Excerpt from a dataset:
= = = = =

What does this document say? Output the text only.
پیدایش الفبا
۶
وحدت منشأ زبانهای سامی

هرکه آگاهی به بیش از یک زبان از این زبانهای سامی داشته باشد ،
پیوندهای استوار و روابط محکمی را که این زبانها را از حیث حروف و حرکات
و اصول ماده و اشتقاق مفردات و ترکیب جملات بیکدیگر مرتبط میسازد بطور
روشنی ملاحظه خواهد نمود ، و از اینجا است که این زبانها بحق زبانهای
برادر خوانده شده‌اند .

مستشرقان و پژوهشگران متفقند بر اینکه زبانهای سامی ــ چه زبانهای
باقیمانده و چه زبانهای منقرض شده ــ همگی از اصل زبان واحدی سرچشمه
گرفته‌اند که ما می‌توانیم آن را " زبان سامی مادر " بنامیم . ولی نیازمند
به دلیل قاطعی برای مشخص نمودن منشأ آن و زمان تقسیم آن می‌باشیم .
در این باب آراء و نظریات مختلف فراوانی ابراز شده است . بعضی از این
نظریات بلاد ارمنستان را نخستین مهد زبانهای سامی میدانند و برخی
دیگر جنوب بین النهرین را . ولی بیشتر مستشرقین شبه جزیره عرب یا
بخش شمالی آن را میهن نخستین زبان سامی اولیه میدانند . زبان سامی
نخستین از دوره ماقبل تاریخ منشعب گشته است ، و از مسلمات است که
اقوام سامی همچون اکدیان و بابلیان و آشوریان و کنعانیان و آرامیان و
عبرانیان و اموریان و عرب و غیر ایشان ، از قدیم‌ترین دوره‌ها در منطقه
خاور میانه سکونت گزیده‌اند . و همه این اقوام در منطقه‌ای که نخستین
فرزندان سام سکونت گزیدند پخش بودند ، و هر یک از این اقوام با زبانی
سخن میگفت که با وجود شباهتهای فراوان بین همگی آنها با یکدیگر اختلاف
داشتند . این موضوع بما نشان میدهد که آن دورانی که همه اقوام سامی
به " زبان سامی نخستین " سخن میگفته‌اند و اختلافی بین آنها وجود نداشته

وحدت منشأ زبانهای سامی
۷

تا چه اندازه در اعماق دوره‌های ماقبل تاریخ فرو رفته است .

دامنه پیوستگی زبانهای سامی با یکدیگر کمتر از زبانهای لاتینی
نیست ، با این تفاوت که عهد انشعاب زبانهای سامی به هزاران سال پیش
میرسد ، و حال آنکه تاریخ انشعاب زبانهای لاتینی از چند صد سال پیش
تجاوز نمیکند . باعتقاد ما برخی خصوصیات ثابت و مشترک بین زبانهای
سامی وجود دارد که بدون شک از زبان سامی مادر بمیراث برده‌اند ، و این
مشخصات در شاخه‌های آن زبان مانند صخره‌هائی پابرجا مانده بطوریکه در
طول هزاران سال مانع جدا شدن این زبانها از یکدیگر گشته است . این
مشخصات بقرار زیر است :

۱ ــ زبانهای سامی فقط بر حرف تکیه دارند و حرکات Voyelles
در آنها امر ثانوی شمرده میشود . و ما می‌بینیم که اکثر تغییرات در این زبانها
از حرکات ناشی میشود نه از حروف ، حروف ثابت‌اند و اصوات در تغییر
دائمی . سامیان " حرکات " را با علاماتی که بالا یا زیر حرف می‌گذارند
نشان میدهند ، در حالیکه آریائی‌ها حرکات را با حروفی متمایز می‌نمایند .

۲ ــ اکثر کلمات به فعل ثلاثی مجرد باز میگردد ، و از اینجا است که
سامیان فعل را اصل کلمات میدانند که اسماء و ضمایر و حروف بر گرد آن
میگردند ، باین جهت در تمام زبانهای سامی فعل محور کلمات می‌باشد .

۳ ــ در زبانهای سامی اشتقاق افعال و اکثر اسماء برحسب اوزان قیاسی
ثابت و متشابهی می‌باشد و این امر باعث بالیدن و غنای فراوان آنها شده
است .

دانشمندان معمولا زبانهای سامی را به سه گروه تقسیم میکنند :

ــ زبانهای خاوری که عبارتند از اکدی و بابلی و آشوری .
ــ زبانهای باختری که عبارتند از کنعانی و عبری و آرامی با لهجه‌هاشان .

= = = = =

Reproduce the records in full, exactly as written.

What does this document say? Output the text only.
پیدایش الفبا
۶
وحدت منشأ زبانهای سامی

هرکه آگاهی به بیش از یک زبان از این زبانهای سامی داشته باشد ،
پیوندهای استوار و روابط محکمی را که این زبانها را از حیث حروف و حرکات
و اصول ماده و اشتقاق مفردات و ترکیب جملات بیکدیگر مرتبط میسازد بطور
روشنی ملاحظه خواهد نمود ، و از اینجا است که این زبانها بحق زبانهای
برادر خوانده شده‌اند .

مستشرقان و پژوهشگران متفقند بر اینکه زبانهای سامی ــ چه زبانهای
باقیمانده و چه زبانهای منقرض شده ــ همگی از اصل زبان واحدی سرچشمه
گرفته‌اند که ما می‌توانیم آن را " زبان سامی مادر " بنامیم . ولی نیازمند
به دلیل قاطعی برای مشخص نمودن منشأ آن و زمان تقسیم آن می‌باشیم .
در این باب آراء و نظریات مختلف فراوانی ابراز شده است . بعضی از این
نظریات بلاد ارمنستان را نخستین مهد زبانهای سامی میدانند و برخی
دیگر جنوب بین النهرین را . ولی بیشتر مستشرقین شبه جزیره عرب یا
بخش شمالی آن را میهن نخستین زبان سامی اولیه میدانند . زبان سامی
نخستین از دوره ماقبل تاریخ منشعب گشته است ، و از مسلمات است که
اقوام سامی همچون اکدیان و بابلیان و آشوریان و کنعانیان و آرامیان و
عبرانیان و اموریان و عرب و غیر ایشان ، از قدیم‌ترین دوره‌ها در منطقه
خاور میانه سکونت گزیده‌اند . و همه این اقوام در منطقه‌ای که نخستین
فرزندان سام سکونت گزیدند پخش بودند ، و هر یک از این اقوام با زبانی
سخن میگفت که با وجود شباهتهای فراوان بین همگی آنها با یکدیگر اختلاف
داشتند . این موضوع بما نشان میدهد که آن دورانی که همه اقوام سامی
به " زبان سامی نخستین " سخن میگفته‌اند و اختلافی بین آنها وجود نداشته

وحدت منشأ زبانهای سامی
۷

تا چه اندازه در اعماق دوره‌های ماقبل تاریخ فرو رفته است .

دامنه پیوستگی زبانهای سامی با یکدیگر کمتر از زبانهای لاتینی
نیست ، با این تفاوت که عهد انشعاب زبانهای سامی به هزاران سال پیش
میرسد ، و حال آنکه تاریخ انشعاب زبانهای لاتینی از چند صد سال پیش
تجاوز نمیکند . باعتقاد ما برخی خصوصیات ثابت و مشترک بین زبانهای
سامی وجود دارد که بدون شک از زبان سامی مادر بمیراث برده‌اند ، و این
مشخصات در شاخه‌های آن زبان مانند صخره‌هائی پابرجا مانده بطوریکه در
طول هزاران سال مانع جدا شدن این زبانها از یکدیگر گشته است . این
مشخصات بقرار زیر است :

۱ ــ زبانهای سامی فقط بر حرف تکیه دارند و حرکات Voyelles
در آنها امر ثانوی شمرده میشود . و ما می‌بینیم که اکثر تغییرات در این زبانها
از حرکات ناشی میشود نه از حروف ، حروف ثابت‌اند و اصوات در تغییر
دائمی . سامیان " حرکات " را با علاماتی که بالا یا زیر حرف می‌گذارند
نشان میدهند ، در حالیکه آریائی‌ها حرکات را با حروفی متمایز می‌نمایند .

۲ ــ اکثر کلمات به فعل ثلاثی مجرد باز میگردد ، و از اینجا است که
سامیان فعل را اصل کلمات میدانند که اسماء و ضمایر و حروف بر گرد آن
میگردند ، باین جهت در تمام زبانهای سامی فعل محور کلمات می‌باشد .

۳ ــ در زبانهای سامی اشتقاق افعال و اکثر اسماء برحسب اوزان قیاسی
ثابت و متشابهی می‌باشد و این امر باعث بالیدن و غنای فراوان آنها شده
است .

دانشمندان معمولا زبانهای سامی را به سه گروه تقسیم میکنند :

ــ زبانهای خاوری که عبارتند از اکدی و بابلی و آشوری .
ــ زبانهای باختری که عبارتند از کنعانی و عبری و آرامی با لهجه‌هاشان .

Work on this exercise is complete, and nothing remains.